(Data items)
● ● ● ●

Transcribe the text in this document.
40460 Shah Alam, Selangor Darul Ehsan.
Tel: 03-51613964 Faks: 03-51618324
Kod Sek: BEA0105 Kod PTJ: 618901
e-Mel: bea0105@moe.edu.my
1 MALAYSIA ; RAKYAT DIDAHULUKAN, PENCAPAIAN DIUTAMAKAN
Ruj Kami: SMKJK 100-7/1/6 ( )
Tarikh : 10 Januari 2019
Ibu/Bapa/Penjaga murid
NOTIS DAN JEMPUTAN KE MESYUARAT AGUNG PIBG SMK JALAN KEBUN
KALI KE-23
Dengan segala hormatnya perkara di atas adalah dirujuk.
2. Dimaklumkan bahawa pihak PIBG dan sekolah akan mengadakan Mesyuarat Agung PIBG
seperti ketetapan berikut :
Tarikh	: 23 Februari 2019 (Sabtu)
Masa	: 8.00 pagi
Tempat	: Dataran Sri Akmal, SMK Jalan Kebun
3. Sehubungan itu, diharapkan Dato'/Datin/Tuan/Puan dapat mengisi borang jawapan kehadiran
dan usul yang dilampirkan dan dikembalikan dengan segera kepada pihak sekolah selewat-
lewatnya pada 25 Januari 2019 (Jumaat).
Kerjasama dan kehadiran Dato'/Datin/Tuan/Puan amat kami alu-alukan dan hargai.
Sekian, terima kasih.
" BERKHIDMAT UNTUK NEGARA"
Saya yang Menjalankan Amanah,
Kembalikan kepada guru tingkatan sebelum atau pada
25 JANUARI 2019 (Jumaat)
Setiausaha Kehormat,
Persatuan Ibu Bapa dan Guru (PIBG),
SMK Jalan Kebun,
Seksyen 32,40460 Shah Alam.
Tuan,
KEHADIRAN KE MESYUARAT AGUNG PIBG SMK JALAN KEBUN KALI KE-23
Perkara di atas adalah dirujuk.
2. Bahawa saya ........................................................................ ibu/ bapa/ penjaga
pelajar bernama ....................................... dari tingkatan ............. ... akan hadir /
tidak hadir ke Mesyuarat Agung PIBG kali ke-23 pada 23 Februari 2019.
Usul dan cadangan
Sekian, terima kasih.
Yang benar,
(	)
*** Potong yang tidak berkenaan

● ● ● ●

Quote the entire listing above exactly.

Transcribe the text in this document.
40460 Shah Alam, Selangor Darul Ehsan.
Tel: 03-51613964 Faks: 03-51618324
Kod Sek: BEA0105 Kod PTJ: 618901
e-Mel: bea0105@moe.edu.my
1 MALAYSIA ; RAKYAT DIDAHULUKAN, PENCAPAIAN DIUTAMAKAN
Ruj Kami: SMKJK 100-7/1/6 ( )
Tarikh : 10 Januari 2019
Ibu/Bapa/Penjaga murid
NOTIS DAN JEMPUTAN KE MESYUARAT AGUNG PIBG SMK JALAN KEBUN
KALI KE-23
Dengan segala hormatnya perkara di atas adalah dirujuk.
2. Dimaklumkan bahawa pihak PIBG dan sekolah akan mengadakan Mesyuarat Agung PIBG
seperti ketetapan berikut :
Tarikh	: 23 Februari 2019 (Sabtu)
Masa	: 8.00 pagi
Tempat	: Dataran Sri Akmal, SMK Jalan Kebun
3. Sehubungan itu, diharapkan Dato'/Datin/Tuan/Puan dapat mengisi borang jawapan kehadiran
dan usul yang dilampirkan dan dikembalikan dengan segera kepada pihak sekolah selewat-
lewatnya pada 25 Januari 2019 (Jumaat).
Kerjasama dan kehadiran Dato'/Datin/Tuan/Puan amat kami alu-alukan dan hargai.
Sekian, terima kasih.
" BERKHIDMAT UNTUK NEGARA"
Saya yang Menjalankan Amanah,
Kembalikan kepada guru tingkatan sebelum atau pada
25 JANUARI 2019 (Jumaat)
Setiausaha Kehormat,
Persatuan Ibu Bapa dan Guru (PIBG),
SMK Jalan Kebun,
Seksyen 32,40460 Shah Alam.
Tuan,
KEHADIRAN KE MESYUARAT AGUNG PIBG SMK JALAN KEBUN KALI KE-23
Perkara di atas adalah dirujuk.
2. Bahawa saya ........................................................................ ibu/ bapa/ penjaga
pelajar bernama ....................................... dari tingkatan ............. ... akan hadir /
tidak hadir ke Mesyuarat Agung PIBG kali ke-23 pada 23 Februari 2019.
Usul dan cadangan
Sekian, terima kasih.
Yang benar,
(	)
*** Potong yang tidak berkenaan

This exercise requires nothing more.